Page extract =
>>

In the Northwest Angle area, Scott Edman of Edman’s Angling Adventures says fishing remains good for all species, but the recent winds and rains have kept water temps in the mid to low 60s. In Canadian waters, walleye anglers continue to find fish around reefs, points, and current areas using jig-and-minnow combos. Productive depths have ranged from less than 10 feet to more than 30 feet on the mud around structure. The mayfly hatch has begun in earnest, and anglers will do best by avoiding the areas with recent hatches. Muskie anglers are seeing and catching nice fish in sand bays, weedy areas and along boulder shorelines and points. Smallmouth bass are still going strong on the shorelines, and the large pike have been showing up on reefs and point areas and are being caught by walleye anglers. A second big pike pattern is still going in the back bays with heavy weed cover.

In Minnesota waters, the Flag Island flats, Lunatic Island and Little Oak areas have been productive for anglers trolling spinners or crankbaits.

Devils Lake

“The walleye bite is ridiculous,” reports Devils Lake fishing guide and tournament angler Johnnie Candle. Anglers are catching fish using a variety of techniques along weed edges in 11 to 14 feet of water. Find a school of active walleyes, Candle says, and limits are literally coming in minutes, not hours. Gold and Perch patterns have been the best followed by Silvers and Whites. Some of the best areas are New Mill Bay, Golden Pond, the railroad tracks in Pelican Lake and Brown’s Bay to the east. The largest fish are coming by casting crankbaits or jigs tipped with soft plastics. Pike are mixed in with the walleyes, Candle says, though not in the numbers he saw earlier. White bass action also can be nonstop for anglers who find an active school.

Upper Red Lake

There’s still a solid walleye bite along the 5- to 8-foot breaks on the north and east shorelines. There’s also consistent walleye action coming off the south-shore rock humps and reed edges in 4 to 7 feet of water. A few nice pike remain in the mix, but crappie reports have become less common.

<<

Do this =
Reproduce the span of the fishing report between "There’s still a" and "become less common.", inclusive, without altering any characters.

Data extract =
>>

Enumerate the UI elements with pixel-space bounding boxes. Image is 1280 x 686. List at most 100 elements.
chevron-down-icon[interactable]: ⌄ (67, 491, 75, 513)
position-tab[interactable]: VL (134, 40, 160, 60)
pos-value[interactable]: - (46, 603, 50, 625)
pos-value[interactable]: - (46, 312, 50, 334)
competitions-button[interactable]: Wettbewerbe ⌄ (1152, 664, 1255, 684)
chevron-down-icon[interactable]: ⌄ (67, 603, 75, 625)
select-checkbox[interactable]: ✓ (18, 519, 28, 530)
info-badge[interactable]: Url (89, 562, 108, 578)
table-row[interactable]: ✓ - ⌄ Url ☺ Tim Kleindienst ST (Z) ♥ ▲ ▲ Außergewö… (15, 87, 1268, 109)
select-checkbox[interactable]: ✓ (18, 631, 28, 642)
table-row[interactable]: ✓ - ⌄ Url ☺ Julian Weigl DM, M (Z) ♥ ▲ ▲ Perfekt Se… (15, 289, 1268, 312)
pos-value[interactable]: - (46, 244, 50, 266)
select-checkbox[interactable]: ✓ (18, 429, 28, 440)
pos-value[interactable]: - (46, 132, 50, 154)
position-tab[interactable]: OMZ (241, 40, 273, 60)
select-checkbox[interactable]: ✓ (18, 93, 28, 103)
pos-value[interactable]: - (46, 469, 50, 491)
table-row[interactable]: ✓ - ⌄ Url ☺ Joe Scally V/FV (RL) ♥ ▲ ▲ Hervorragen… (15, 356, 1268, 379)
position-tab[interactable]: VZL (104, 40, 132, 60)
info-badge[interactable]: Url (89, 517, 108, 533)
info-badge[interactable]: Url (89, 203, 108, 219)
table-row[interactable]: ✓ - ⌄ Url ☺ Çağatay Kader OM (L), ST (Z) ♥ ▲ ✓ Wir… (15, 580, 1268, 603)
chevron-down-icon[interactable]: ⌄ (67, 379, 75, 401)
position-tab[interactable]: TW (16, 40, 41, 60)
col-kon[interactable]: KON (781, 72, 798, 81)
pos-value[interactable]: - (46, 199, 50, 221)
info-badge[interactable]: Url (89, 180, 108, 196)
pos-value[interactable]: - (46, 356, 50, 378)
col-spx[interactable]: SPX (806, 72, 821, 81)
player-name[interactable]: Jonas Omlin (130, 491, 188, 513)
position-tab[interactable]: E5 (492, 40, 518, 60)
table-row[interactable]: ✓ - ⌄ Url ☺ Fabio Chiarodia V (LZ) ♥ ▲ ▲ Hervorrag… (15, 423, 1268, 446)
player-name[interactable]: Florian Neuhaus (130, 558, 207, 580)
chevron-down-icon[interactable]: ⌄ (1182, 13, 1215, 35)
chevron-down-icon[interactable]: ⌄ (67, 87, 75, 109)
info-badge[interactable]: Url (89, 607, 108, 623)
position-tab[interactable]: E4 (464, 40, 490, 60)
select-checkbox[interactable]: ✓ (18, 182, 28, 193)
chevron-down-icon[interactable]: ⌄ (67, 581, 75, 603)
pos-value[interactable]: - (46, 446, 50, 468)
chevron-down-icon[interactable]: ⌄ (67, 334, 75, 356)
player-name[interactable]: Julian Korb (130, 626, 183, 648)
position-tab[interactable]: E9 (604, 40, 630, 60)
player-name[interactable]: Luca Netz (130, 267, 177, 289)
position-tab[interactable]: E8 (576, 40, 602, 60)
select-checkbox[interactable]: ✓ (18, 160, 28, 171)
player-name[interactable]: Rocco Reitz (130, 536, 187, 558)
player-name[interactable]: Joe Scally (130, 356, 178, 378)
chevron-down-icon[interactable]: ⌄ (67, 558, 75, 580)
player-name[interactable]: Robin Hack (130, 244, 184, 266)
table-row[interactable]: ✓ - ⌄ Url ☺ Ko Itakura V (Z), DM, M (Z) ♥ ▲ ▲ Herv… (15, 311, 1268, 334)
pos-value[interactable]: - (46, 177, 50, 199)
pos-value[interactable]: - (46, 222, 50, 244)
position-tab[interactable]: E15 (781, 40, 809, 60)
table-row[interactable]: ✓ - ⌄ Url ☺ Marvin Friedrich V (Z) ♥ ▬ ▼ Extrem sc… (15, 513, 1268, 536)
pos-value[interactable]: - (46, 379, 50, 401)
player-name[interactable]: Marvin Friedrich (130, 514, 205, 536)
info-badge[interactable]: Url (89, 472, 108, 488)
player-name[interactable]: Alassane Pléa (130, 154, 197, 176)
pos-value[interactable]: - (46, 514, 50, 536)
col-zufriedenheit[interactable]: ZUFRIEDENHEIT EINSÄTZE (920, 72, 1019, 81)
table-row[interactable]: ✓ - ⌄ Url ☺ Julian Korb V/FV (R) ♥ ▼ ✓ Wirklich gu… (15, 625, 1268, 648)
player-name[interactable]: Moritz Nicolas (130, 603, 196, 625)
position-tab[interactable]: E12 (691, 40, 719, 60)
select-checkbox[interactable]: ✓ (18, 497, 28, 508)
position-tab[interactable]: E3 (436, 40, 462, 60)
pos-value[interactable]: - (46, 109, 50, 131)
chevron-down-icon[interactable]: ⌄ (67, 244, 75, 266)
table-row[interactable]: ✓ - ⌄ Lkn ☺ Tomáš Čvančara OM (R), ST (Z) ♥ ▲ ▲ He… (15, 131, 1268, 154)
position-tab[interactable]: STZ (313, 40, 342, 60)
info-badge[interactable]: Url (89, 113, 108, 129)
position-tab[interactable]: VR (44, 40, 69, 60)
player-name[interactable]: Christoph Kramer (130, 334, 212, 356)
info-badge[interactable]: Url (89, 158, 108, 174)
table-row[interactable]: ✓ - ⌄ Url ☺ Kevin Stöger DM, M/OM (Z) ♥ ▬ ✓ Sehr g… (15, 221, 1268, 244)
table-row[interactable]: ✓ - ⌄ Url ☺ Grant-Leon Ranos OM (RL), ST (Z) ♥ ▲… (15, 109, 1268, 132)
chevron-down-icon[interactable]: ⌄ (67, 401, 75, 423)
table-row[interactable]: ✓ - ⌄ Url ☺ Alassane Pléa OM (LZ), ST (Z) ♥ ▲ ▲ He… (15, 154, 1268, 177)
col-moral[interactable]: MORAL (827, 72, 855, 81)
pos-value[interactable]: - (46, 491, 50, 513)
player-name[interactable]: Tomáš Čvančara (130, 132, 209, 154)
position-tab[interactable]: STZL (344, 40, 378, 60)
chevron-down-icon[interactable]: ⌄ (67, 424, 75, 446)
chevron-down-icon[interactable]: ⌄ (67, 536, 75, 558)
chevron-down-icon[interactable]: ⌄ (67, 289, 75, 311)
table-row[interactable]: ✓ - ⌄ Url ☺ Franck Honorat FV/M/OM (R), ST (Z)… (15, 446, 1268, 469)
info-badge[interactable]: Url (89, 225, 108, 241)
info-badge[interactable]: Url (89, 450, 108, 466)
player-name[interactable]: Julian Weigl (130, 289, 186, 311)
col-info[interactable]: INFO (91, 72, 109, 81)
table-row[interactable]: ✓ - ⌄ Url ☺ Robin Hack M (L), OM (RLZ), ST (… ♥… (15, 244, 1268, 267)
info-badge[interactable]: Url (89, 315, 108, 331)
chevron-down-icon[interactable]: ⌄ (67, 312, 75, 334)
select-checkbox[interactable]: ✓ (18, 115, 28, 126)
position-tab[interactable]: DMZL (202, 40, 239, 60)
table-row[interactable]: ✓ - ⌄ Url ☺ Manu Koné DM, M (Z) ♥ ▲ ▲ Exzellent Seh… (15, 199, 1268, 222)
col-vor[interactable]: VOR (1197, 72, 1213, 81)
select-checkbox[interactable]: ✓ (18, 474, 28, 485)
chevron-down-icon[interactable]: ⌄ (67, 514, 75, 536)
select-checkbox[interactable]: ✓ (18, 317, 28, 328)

<<

Final answer =
There’s still a solid walleye bite along the 5- to 8-foot breaks on the north and east shorelines. There’s also consistent walleye action coming off the south-shore rock humps and reed edges in 4 to 7 feet of water. A few nice pike remain in the mix, but crappie reports have become less common.